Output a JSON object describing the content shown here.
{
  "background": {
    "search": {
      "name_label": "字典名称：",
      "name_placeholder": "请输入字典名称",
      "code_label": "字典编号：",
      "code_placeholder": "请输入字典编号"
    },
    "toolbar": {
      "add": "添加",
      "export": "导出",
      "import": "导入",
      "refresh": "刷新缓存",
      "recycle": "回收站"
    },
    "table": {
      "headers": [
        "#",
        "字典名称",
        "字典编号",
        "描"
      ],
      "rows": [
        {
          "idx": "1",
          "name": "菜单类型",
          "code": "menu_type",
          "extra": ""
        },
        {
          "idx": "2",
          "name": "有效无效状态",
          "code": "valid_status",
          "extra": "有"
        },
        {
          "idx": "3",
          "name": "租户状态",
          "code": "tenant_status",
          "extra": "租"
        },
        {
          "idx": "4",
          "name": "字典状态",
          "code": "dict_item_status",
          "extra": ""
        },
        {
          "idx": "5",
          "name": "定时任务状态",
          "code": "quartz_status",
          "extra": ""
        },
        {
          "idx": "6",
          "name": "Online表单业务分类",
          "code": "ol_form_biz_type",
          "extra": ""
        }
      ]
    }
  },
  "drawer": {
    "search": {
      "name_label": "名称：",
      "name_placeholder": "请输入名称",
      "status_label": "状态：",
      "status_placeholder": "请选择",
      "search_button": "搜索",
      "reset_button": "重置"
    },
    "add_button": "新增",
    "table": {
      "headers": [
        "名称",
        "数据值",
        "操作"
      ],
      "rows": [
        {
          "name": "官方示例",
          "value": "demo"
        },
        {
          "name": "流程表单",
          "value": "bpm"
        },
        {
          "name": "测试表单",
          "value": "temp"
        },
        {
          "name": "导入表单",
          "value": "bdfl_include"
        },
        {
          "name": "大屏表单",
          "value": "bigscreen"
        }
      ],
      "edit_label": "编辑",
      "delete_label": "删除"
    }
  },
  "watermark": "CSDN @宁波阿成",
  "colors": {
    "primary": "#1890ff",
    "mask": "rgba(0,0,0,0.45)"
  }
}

- _Exercise directions_:
Make an exact copy of the records.

- _Full solution_:
Output a JSON object describing the content shown here.
{
  "background": {
    "search": {
      "name_label": "字典名称：",
      "name_placeholder": "请输入字典名称",
      "code_label": "字典编号：",
      "code_placeholder": "请输入字典编号"
    },
    "toolbar": {
      "add": "添加",
      "export": "导出",
      "import": "导入",
      "refresh": "刷新缓存",
      "recycle": "回收站"
    },
    "table": {
      "headers": [
        "#",
        "字典名称",
        "字典编号",
        "描"
      ],
      "rows": [
        {
          "idx": "1",
          "name": "菜单类型",
          "code": "menu_type",
          "extra": ""
        },
        {
          "idx": "2",
          "name": "有效无效状态",
          "code": "valid_status",
          "extra": "有"
        },
        {
          "idx": "3",
          "name": "租户状态",
          "code": "tenant_status",
          "extra": "租"
        },
        {
          "idx": "4",
          "name": "字典状态",
          "code": "dict_item_status",
          "extra": ""
        },
        {
          "idx": "5",
          "name": "定时任务状态",
          "code": "quartz_status",
          "extra": ""
        },
        {
          "idx": "6",
          "name": "Online表单业务分类",
          "code": "ol_form_biz_type",
          "extra": ""
        }
      ]
    }
  },
  "drawer": {
    "search": {
      "name_label": "名称：",
      "name_placeholder": "请输入名称",
      "status_label": "状态：",
      "status_placeholder": "请选择",
      "search_button": "搜索",
      "reset_button": "重置"
    },
    "add_button": "新增",
    "table": {
      "headers": [
        "名称",
        "数据值",
        "操作"
      ],
      "rows": [
        {
          "name": "官方示例",
          "value": "demo"
        },
        {
          "name": "流程表单",
          "value": "bpm"
        },
        {
          "name": "测试表单",
          "value": "temp"
        },
        {
          "name": "导入表单",
          "value": "bdfl_include"
        },
        {
          "name": "大屏表单",
          "value": "bigscreen"
        }
      ],
      "edit_label": "编辑",
      "delete_label": "删除"
    }
  },
  "watermark": "CSDN @宁波阿成",
  "colors": {
    "primary": "#1890ff",
    "mask": "rgba(0,0,0,0.45)"
  }
}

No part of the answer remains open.